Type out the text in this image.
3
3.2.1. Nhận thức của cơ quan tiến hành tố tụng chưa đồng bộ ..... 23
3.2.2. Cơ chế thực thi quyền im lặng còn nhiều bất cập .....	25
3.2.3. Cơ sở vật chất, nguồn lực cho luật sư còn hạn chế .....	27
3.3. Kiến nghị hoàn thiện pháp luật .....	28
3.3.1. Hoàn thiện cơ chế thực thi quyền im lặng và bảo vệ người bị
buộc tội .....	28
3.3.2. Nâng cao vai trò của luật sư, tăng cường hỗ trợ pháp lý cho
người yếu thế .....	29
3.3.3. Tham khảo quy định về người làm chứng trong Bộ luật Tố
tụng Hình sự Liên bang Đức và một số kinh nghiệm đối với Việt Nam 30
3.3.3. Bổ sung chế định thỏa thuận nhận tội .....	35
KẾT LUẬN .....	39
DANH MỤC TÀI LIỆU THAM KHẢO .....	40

◆ **The exercise**
What do the records say? Quote them all exactly.

◆ **Task output**
Type out the text in this image.
3
3.2.1. Nhận thức của cơ quan tiến hành tố tụng chưa đồng bộ ..... 23
3.2.2. Cơ chế thực thi quyền im lặng còn nhiều bất cập .....	25
3.2.3. Cơ sở vật chất, nguồn lực cho luật sư còn hạn chế .....	27
3.3. Kiến nghị hoàn thiện pháp luật .....	28
3.3.1. Hoàn thiện cơ chế thực thi quyền im lặng và bảo vệ người bị
buộc tội .....	28
3.3.2. Nâng cao vai trò của luật sư, tăng cường hỗ trợ pháp lý cho
người yếu thế .....	29
3.3.3. Tham khảo quy định về người làm chứng trong Bộ luật Tố
tụng Hình sự Liên bang Đức và một số kinh nghiệm đối với Việt Nam 30
3.3.3. Bổ sung chế định thỏa thuận nhận tội .....	35
KẾT LUẬN .....	39
DANH MỤC TÀI LIỆU THAM KHẢO .....	40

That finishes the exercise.